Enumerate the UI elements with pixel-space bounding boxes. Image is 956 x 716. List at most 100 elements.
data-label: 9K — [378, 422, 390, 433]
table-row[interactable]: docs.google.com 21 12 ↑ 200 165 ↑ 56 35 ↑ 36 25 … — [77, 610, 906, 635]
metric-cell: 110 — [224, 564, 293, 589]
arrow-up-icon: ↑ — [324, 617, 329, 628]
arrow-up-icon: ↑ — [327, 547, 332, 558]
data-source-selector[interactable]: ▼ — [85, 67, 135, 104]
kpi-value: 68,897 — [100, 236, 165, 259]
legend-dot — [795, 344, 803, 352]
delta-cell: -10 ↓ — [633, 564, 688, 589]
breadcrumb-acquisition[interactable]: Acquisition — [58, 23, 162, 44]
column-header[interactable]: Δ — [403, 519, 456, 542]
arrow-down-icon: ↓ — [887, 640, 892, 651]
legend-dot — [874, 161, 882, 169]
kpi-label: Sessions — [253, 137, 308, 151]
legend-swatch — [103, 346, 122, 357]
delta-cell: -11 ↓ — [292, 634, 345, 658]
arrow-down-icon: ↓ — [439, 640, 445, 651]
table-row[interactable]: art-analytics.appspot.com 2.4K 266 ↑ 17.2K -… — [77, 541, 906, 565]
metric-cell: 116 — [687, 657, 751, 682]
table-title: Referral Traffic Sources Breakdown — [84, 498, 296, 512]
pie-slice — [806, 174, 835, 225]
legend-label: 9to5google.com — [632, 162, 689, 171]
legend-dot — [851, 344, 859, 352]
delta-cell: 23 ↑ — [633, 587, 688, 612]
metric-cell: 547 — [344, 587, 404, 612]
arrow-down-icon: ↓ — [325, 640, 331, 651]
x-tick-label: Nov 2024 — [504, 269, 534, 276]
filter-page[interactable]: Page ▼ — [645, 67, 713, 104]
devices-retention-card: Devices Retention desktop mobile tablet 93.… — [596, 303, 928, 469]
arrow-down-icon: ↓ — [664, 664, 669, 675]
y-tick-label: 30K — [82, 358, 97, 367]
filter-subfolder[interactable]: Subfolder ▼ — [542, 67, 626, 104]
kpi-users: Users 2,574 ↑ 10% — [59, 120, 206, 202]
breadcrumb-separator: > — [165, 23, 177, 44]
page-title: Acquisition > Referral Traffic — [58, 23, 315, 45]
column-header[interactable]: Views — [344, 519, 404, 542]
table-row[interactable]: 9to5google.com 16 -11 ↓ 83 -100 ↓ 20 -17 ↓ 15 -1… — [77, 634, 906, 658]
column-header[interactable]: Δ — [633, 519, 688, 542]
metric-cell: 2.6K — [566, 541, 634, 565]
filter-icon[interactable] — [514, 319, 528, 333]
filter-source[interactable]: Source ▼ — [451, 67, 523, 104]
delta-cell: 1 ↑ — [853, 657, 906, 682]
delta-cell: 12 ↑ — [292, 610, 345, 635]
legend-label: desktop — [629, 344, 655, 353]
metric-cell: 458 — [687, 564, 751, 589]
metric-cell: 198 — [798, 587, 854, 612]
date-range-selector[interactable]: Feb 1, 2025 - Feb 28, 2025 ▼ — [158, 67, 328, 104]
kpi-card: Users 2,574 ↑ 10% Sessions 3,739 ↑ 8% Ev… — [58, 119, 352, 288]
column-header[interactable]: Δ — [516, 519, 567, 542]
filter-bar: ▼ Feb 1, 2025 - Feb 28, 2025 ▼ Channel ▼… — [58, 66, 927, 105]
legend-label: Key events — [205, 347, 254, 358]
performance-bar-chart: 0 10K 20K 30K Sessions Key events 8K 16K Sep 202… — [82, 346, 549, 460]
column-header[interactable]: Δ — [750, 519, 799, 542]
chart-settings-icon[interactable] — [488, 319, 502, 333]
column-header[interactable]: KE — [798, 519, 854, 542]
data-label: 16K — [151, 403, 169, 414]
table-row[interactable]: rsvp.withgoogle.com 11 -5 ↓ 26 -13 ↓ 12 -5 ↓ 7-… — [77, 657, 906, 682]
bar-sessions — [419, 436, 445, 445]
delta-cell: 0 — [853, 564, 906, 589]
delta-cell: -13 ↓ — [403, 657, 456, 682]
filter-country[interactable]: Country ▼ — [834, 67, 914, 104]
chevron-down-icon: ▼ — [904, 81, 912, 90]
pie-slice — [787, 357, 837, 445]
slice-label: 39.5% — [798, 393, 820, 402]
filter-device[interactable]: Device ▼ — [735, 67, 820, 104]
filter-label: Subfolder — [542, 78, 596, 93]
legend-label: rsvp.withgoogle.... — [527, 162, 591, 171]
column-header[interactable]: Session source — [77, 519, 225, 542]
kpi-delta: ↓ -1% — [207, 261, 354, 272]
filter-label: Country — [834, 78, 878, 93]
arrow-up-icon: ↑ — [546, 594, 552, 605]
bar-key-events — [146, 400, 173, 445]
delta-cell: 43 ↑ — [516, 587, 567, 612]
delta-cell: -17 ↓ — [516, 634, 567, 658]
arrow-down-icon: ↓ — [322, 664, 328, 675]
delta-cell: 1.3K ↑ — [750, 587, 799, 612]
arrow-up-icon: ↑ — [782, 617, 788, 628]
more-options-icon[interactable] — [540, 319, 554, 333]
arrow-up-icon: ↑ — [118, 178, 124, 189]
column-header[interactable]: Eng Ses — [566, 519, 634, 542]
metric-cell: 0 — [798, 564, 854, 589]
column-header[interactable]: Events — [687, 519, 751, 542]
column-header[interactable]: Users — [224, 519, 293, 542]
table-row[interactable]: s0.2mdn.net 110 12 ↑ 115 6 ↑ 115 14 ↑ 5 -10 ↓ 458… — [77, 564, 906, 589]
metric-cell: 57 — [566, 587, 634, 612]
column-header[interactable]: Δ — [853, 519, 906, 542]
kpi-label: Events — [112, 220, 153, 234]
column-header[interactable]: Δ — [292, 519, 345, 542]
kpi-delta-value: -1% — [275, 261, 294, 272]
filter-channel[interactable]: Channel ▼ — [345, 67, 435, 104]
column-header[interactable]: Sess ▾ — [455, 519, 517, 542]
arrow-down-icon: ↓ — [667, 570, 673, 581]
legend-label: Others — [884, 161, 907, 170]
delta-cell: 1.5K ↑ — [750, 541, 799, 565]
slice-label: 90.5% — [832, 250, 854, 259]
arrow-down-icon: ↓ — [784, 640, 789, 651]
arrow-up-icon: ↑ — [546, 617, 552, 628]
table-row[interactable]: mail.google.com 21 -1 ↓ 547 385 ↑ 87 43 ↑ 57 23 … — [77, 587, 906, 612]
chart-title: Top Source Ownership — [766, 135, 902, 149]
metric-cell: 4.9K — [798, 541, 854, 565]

################

**Exercise details**
Reproduce all of the material above line for line, with no changes.

**Solution to this task**
Enumerate the UI elements with pixel-space bounding boxes. Image is 956 x 716. List at most 100 elements.
data-label: 9K — [378, 422, 390, 433]
table-row[interactable]: docs.google.com 21 12 ↑ 200 165 ↑ 56 35 ↑ 36 25 … — [77, 610, 906, 635]
metric-cell: 110 — [224, 564, 293, 589]
arrow-up-icon: ↑ — [324, 617, 329, 628]
arrow-up-icon: ↑ — [327, 547, 332, 558]
data-source-selector[interactable]: ▼ — [85, 67, 135, 104]
kpi-value: 68,897 — [100, 236, 165, 259]
legend-dot — [795, 344, 803, 352]
delta-cell: -10 ↓ — [633, 564, 688, 589]
breadcrumb-acquisition[interactable]: Acquisition — [58, 23, 162, 44]
column-header[interactable]: Δ — [403, 519, 456, 542]
arrow-down-icon: ↓ — [887, 640, 892, 651]
legend-dot — [874, 161, 882, 169]
kpi-label: Sessions — [253, 137, 308, 151]
legend-swatch — [103, 346, 122, 357]
delta-cell: -11 ↓ — [292, 634, 345, 658]
arrow-down-icon: ↓ — [439, 640, 445, 651]
table-row[interactable]: art-analytics.appspot.com 2.4K 266 ↑ 17.2K -… — [77, 541, 906, 565]
metric-cell: 116 — [687, 657, 751, 682]
table-title: Referral Traffic Sources Breakdown — [84, 498, 296, 512]
pie-slice — [806, 174, 835, 225]
legend-label: 9to5google.com — [632, 162, 689, 171]
legend-dot — [851, 344, 859, 352]
delta-cell: 23 ↑ — [633, 587, 688, 612]
metric-cell: 547 — [344, 587, 404, 612]
arrow-down-icon: ↓ — [325, 640, 331, 651]
x-tick-label: Nov 2024 — [504, 269, 534, 276]
filter-page[interactable]: Page ▼ — [645, 67, 713, 104]
devices-retention-card: Devices Retention desktop mobile tablet 93.… — [596, 303, 928, 469]
arrow-down-icon: ↓ — [664, 664, 669, 675]
y-tick-label: 30K — [82, 358, 97, 367]
filter-subfolder[interactable]: Subfolder ▼ — [542, 67, 626, 104]
kpi-users: Users 2,574 ↑ 10% — [59, 120, 206, 202]
breadcrumb-separator: > — [165, 23, 177, 44]
page-title: Acquisition > Referral Traffic — [58, 23, 315, 45]
column-header[interactable]: Views — [344, 519, 404, 542]
table-row[interactable]: 9to5google.com 16 -11 ↓ 83 -100 ↓ 20 -17 ↓ 15 -1… — [77, 634, 906, 658]
column-header[interactable]: Δ — [633, 519, 688, 542]
metric-cell: 2.6K — [566, 541, 634, 565]
filter-icon[interactable] — [514, 319, 528, 333]
filter-source[interactable]: Source ▼ — [451, 67, 523, 104]
delta-cell: 1 ↑ — [853, 657, 906, 682]
delta-cell: 12 ↑ — [292, 610, 345, 635]
legend-label: desktop — [629, 344, 655, 353]
metric-cell: 458 — [687, 564, 751, 589]
metric-cell: 198 — [798, 587, 854, 612]
date-range-selector[interactable]: Feb 1, 2025 - Feb 28, 2025 ▼ — [158, 67, 328, 104]
kpi-card: Users 2,574 ↑ 10% Sessions 3,739 ↑ 8% Ev… — [58, 119, 352, 288]
column-header[interactable]: Δ — [516, 519, 567, 542]
filter-bar: ▼ Feb 1, 2025 - Feb 28, 2025 ▼ Channel ▼… — [58, 66, 927, 105]
legend-label: Key events — [205, 347, 254, 358]
performance-bar-chart: 0 10K 20K 30K Sessions Key events 8K 16K Sep 202… — [82, 346, 549, 460]
column-header[interactable]: Δ — [750, 519, 799, 542]
chart-settings-icon[interactable] — [488, 319, 502, 333]
column-header[interactable]: KE — [798, 519, 854, 542]
data-label: 16K — [151, 403, 169, 414]
table-row[interactable]: rsvp.withgoogle.com 11 -5 ↓ 26 -13 ↓ 12 -5 ↓ 7-… — [77, 657, 906, 682]
bar-sessions — [419, 436, 445, 445]
delta-cell: 0 — [853, 564, 906, 589]
delta-cell: -13 ↓ — [403, 657, 456, 682]
filter-country[interactable]: Country ▼ — [834, 67, 914, 104]
chevron-down-icon: ▼ — [904, 81, 912, 90]
pie-slice — [787, 357, 837, 445]
slice-label: 39.5% — [798, 393, 820, 402]
filter-device[interactable]: Device ▼ — [735, 67, 820, 104]
filter-label: Subfolder — [542, 78, 596, 93]
legend-label: rsvp.withgoogle.... — [527, 162, 591, 171]
column-header[interactable]: Session source — [77, 519, 225, 542]
kpi-delta: ↓ -1% — [207, 261, 354, 272]
filter-label: Country — [834, 78, 878, 93]
arrow-up-icon: ↑ — [546, 594, 552, 605]
bar-key-events — [146, 400, 173, 445]
delta-cell: 43 ↑ — [516, 587, 567, 612]
delta-cell: -17 ↓ — [516, 634, 567, 658]
arrow-down-icon: ↓ — [322, 664, 328, 675]
delta-cell: 1.3K ↑ — [750, 587, 799, 612]
arrow-up-icon: ↑ — [782, 617, 788, 628]
more-options-icon[interactable] — [540, 319, 554, 333]
arrow-up-icon: ↑ — [118, 178, 124, 189]
column-header[interactable]: Eng Ses — [566, 519, 634, 542]
metric-cell: 0 — [798, 564, 854, 589]
column-header[interactable]: Events — [687, 519, 751, 542]
column-header[interactable]: Users — [224, 519, 293, 542]
table-row[interactable]: s0.2mdn.net 110 12 ↑ 115 6 ↑ 115 14 ↑ 5 -10 ↓ 458… — [77, 564, 906, 589]
metric-cell: 57 — [566, 587, 634, 612]
column-header[interactable]: Δ — [853, 519, 906, 542]
kpi-label: Events — [112, 220, 153, 234]
column-header[interactable]: Δ — [292, 519, 345, 542]
kpi-delta-value: -1% — [275, 261, 294, 272]
filter-channel[interactable]: Channel ▼ — [345, 67, 435, 104]
column-header[interactable]: Sess ▾ — [455, 519, 517, 542]
arrow-down-icon: ↓ — [667, 570, 673, 581]
legend-label: Others — [884, 161, 907, 170]
delta-cell: 1.5K ↑ — [750, 541, 799, 565]
slice-label: 90.5% — [832, 250, 854, 259]
arrow-down-icon: ↓ — [784, 640, 789, 651]
arrow-up-icon: ↑ — [546, 617, 552, 628]
table-row[interactable]: mail.google.com 21 -1 ↓ 547 385 ↑ 87 43 ↑ 57 23 … — [77, 587, 906, 612]
chart-title: Top Source Ownership — [766, 135, 902, 149]
metric-cell: 4.9K — [798, 541, 854, 565]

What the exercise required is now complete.